### MATERIAL PROVIDED
◆ ◆ ◆ ◆ ◆ ◆ ◆
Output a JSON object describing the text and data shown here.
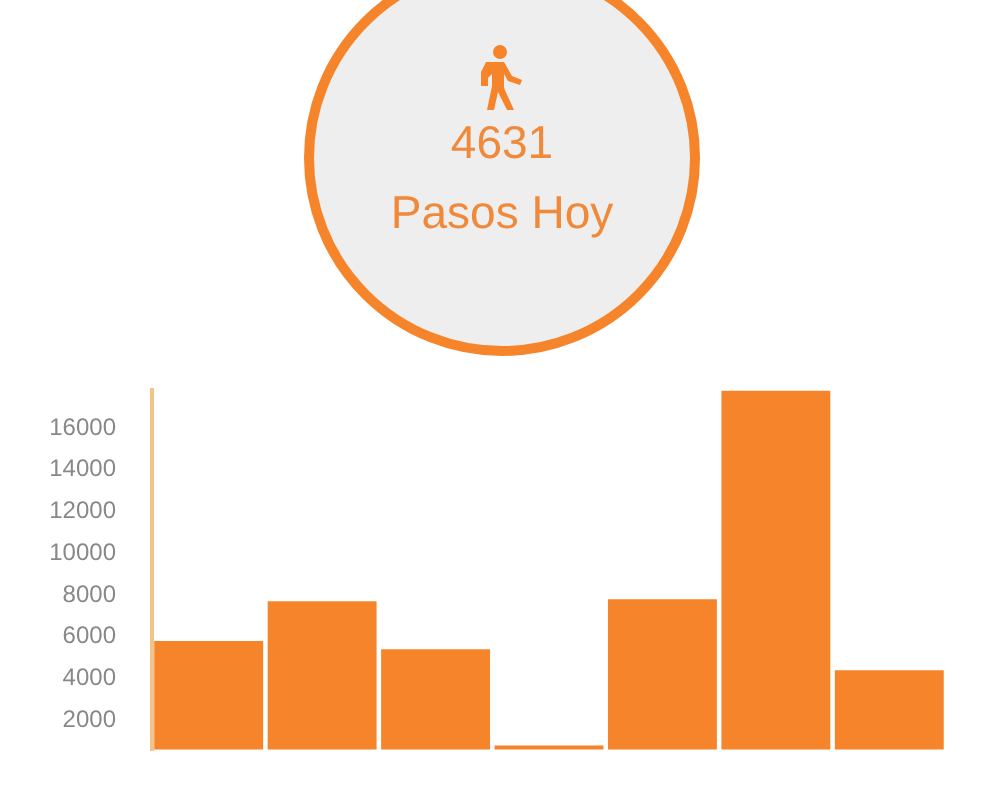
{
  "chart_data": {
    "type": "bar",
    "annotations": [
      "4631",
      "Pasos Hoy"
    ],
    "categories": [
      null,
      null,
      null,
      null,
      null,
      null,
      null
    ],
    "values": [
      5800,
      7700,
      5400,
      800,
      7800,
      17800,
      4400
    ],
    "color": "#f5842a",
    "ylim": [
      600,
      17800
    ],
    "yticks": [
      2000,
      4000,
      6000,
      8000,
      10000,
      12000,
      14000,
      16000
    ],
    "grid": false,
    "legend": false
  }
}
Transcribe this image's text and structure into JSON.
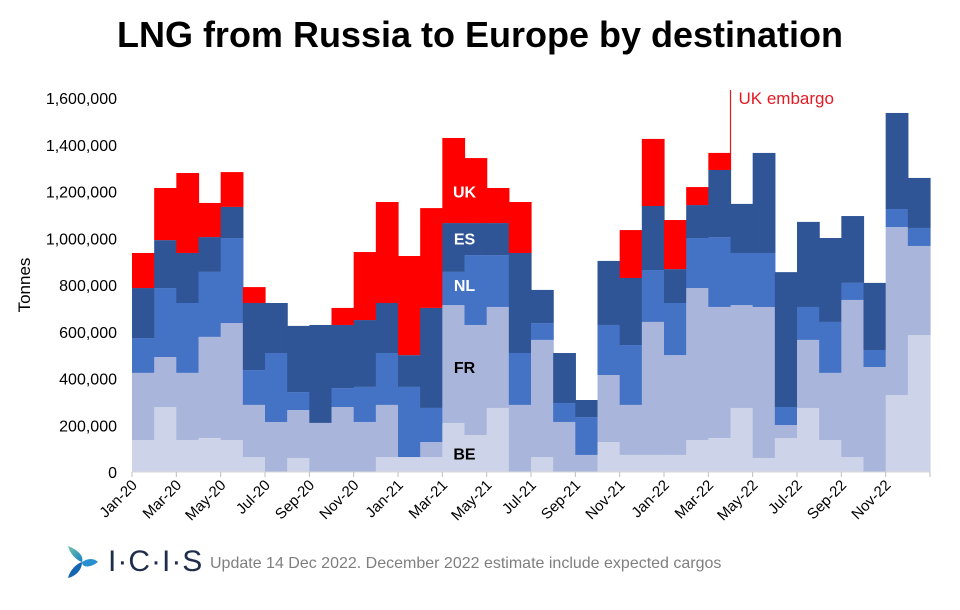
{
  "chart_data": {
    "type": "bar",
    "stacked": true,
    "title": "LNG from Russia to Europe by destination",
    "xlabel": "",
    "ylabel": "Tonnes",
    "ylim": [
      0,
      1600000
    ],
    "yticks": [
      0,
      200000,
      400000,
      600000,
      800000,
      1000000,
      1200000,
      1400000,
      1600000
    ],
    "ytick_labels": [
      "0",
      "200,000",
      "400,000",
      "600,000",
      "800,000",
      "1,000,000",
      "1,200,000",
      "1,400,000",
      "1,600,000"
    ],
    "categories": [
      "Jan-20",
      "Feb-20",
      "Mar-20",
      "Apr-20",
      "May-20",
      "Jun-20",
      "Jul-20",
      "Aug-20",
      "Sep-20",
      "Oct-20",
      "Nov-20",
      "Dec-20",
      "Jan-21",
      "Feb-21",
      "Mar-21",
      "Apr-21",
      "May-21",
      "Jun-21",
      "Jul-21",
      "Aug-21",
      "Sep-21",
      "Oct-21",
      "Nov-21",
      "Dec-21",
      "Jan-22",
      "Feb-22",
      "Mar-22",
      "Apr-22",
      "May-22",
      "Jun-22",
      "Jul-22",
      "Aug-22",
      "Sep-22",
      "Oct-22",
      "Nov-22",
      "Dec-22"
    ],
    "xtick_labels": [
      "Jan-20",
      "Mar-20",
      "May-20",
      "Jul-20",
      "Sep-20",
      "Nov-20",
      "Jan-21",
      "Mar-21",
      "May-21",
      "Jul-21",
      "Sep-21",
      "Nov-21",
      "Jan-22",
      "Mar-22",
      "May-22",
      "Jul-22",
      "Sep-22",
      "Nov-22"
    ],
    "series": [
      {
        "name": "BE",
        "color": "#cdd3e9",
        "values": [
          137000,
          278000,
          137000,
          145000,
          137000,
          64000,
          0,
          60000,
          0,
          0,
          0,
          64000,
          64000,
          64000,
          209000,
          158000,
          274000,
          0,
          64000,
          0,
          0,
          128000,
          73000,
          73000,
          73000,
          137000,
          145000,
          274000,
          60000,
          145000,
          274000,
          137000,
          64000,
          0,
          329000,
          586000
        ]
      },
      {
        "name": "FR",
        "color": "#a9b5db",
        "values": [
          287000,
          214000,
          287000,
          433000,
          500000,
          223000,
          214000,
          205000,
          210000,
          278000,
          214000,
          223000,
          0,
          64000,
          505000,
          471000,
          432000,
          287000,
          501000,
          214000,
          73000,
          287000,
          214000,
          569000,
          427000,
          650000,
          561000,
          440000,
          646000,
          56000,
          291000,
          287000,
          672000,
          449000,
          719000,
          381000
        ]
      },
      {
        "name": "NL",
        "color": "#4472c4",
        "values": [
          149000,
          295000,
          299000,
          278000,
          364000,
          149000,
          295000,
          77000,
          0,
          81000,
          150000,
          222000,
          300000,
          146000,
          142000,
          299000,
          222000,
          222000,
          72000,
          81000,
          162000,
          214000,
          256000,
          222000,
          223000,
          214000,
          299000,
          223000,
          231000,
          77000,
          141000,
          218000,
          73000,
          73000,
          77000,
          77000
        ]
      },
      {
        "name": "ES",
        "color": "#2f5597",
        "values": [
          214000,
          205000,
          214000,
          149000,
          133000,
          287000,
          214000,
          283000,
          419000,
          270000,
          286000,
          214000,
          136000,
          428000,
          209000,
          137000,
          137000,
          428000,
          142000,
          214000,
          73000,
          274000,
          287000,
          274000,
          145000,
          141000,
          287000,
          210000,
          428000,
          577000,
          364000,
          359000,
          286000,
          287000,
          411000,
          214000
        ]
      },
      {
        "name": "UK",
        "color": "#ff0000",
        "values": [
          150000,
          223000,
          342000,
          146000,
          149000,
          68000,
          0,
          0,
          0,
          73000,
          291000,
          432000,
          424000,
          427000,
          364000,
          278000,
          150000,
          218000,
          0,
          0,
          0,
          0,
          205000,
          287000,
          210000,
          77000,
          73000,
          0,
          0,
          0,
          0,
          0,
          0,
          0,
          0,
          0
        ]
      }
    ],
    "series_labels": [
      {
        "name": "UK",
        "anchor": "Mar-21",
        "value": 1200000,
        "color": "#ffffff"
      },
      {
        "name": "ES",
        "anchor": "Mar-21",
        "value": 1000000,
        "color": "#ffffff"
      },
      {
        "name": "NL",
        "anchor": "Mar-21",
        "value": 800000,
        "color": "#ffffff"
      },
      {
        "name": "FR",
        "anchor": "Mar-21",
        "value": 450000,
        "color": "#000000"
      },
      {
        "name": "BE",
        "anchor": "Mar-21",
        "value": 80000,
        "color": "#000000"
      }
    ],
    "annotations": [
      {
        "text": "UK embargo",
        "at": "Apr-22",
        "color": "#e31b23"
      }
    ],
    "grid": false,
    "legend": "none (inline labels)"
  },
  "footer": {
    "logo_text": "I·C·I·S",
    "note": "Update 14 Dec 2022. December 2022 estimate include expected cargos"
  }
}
◆ ◆ ◆ ◆ ◆ ◆ ◆
### WRITTEN PROBLEM
Reproduce each record above by retyping it exactly; omit all images.

### FULL ANSWER
Output a JSON object describing the text and data shown here.
{
  "chart_data": {
    "type": "bar",
    "annotations": [
      "4631",
      "Pasos Hoy"
    ],
    "categories": [
      null,
      null,
      null,
      null,
      null,
      null,
      null
    ],
    "values": [
      5800,
      7700,
      5400,
      800,
      7800,
      17800,
      4400
    ],
    "color": "#f5842a",
    "ylim": [
      600,
      17800
    ],
    "yticks": [
      2000,
      4000,
      6000,
      8000,
      10000,
      12000,
      14000,
      16000
    ],
    "grid": false,
    "legend": false
  }
}
Transcribe this image's text and structure into JSON.
{
  "chart_data": {
    "type": "bar",
    "stacked": true,
    "title": "LNG from Russia to Europe by destination",
    "xlabel": "",
    "ylabel": "Tonnes",
    "ylim": [
      0,
      1600000
    ],
    "yticks": [
      0,
      200000,
      400000,
      600000,
      800000,
      1000000,
      1200000,
      1400000,
      1600000
    ],
    "ytick_labels": [
      "0",
      "200,000",
      "400,000",
      "600,000",
      "800,000",
      "1,000,000",
      "1,200,000",
      "1,400,000",
      "1,600,000"
    ],
    "categories": [
      "Jan-20",
      "Feb-20",
      "Mar-20",
      "Apr-20",
      "May-20",
      "Jun-20",
      "Jul-20",
      "Aug-20",
      "Sep-20",
      "Oct-20",
      "Nov-20",
      "Dec-20",
      "Jan-21",
      "Feb-21",
      "Mar-21",
      "Apr-21",
      "May-21",
      "Jun-21",
      "Jul-21",
      "Aug-21",
      "Sep-21",
      "Oct-21",
      "Nov-21",
      "Dec-21",
      "Jan-22",
      "Feb-22",
      "Mar-22",
      "Apr-22",
      "May-22",
      "Jun-22",
      "Jul-22",
      "Aug-22",
      "Sep-22",
      "Oct-22",
      "Nov-22",
      "Dec-22"
    ],
    "xtick_labels": [
      "Jan-20",
      "Mar-20",
      "May-20",
      "Jul-20",
      "Sep-20",
      "Nov-20",
      "Jan-21",
      "Mar-21",
      "May-21",
      "Jul-21",
      "Sep-21",
      "Nov-21",
      "Jan-22",
      "Mar-22",
      "May-22",
      "Jul-22",
      "Sep-22",
      "Nov-22"
    ],
    "series": [
      {
        "name": "BE",
        "color": "#cdd3e9",
        "values": [
          137000,
          278000,
          137000,
          145000,
          137000,
          64000,
          0,
          60000,
          0,
          0,
          0,
          64000,
          64000,
          64000,
          209000,
          158000,
          274000,
          0,
          64000,
          0,
          0,
          128000,
          73000,
          73000,
          73000,
          137000,
          145000,
          274000,
          60000,
          145000,
          274000,
          137000,
          64000,
          0,
          329000,
          586000
        ]
      },
      {
        "name": "FR",
        "color": "#a9b5db",
        "values": [
          287000,
          214000,
          287000,
          433000,
          500000,
          223000,
          214000,
          205000,
          210000,
          278000,
          214000,
          223000,
          0,
          64000,
          505000,
          471000,
          432000,
          287000,
          501000,
          214000,
          73000,
          287000,
          214000,
          569000,
          427000,
          650000,
          561000,
          440000,
          646000,
          56000,
          291000,
          287000,
          672000,
          449000,
          719000,
          381000
        ]
      },
      {
        "name": "NL",
        "color": "#4472c4",
        "values": [
          149000,
          295000,
          299000,
          278000,
          364000,
          149000,
          295000,
          77000,
          0,
          81000,
          150000,
          222000,
          300000,
          146000,
          142000,
          299000,
          222000,
          222000,
          72000,
          81000,
          162000,
          214000,
          256000,
          222000,
          223000,
          214000,
          299000,
          223000,
          231000,
          77000,
          141000,
          218000,
          73000,
          73000,
          77000,
          77000
        ]
      },
      {
        "name": "ES",
        "color": "#2f5597",
        "values": [
          214000,
          205000,
          214000,
          149000,
          133000,
          287000,
          214000,
          283000,
          419000,
          270000,
          286000,
          214000,
          136000,
          428000,
          209000,
          137000,
          137000,
          428000,
          142000,
          214000,
          73000,
          274000,
          287000,
          274000,
          145000,
          141000,
          287000,
          210000,
          428000,
          577000,
          364000,
          359000,
          286000,
          287000,
          411000,
          214000
        ]
      },
      {
        "name": "UK",
        "color": "#ff0000",
        "values": [
          150000,
          223000,
          342000,
          146000,
          149000,
          68000,
          0,
          0,
          0,
          73000,
          291000,
          432000,
          424000,
          427000,
          364000,
          278000,
          150000,
          218000,
          0,
          0,
          0,
          0,
          205000,
          287000,
          210000,
          77000,
          73000,
          0,
          0,
          0,
          0,
          0,
          0,
          0,
          0,
          0
        ]
      }
    ],
    "series_labels": [
      {
        "name": "UK",
        "anchor": "Mar-21",
        "value": 1200000,
        "color": "#ffffff"
      },
      {
        "name": "ES",
        "anchor": "Mar-21",
        "value": 1000000,
        "color": "#ffffff"
      },
      {
        "name": "NL",
        "anchor": "Mar-21",
        "value": 800000,
        "color": "#ffffff"
      },
      {
        "name": "FR",
        "anchor": "Mar-21",
        "value": 450000,
        "color": "#000000"
      },
      {
        "name": "BE",
        "anchor": "Mar-21",
        "value": 80000,
        "color": "#000000"
      }
    ],
    "annotations": [
      {
        "text": "UK embargo",
        "at": "Apr-22",
        "color": "#e31b23"
      }
    ],
    "grid": false,
    "legend": "none (inline labels)"
  },
  "footer": {
    "logo_text": "I·C·I·S",
    "note": "Update 14 Dec 2022. December 2022 estimate include expected cargos"
  }
}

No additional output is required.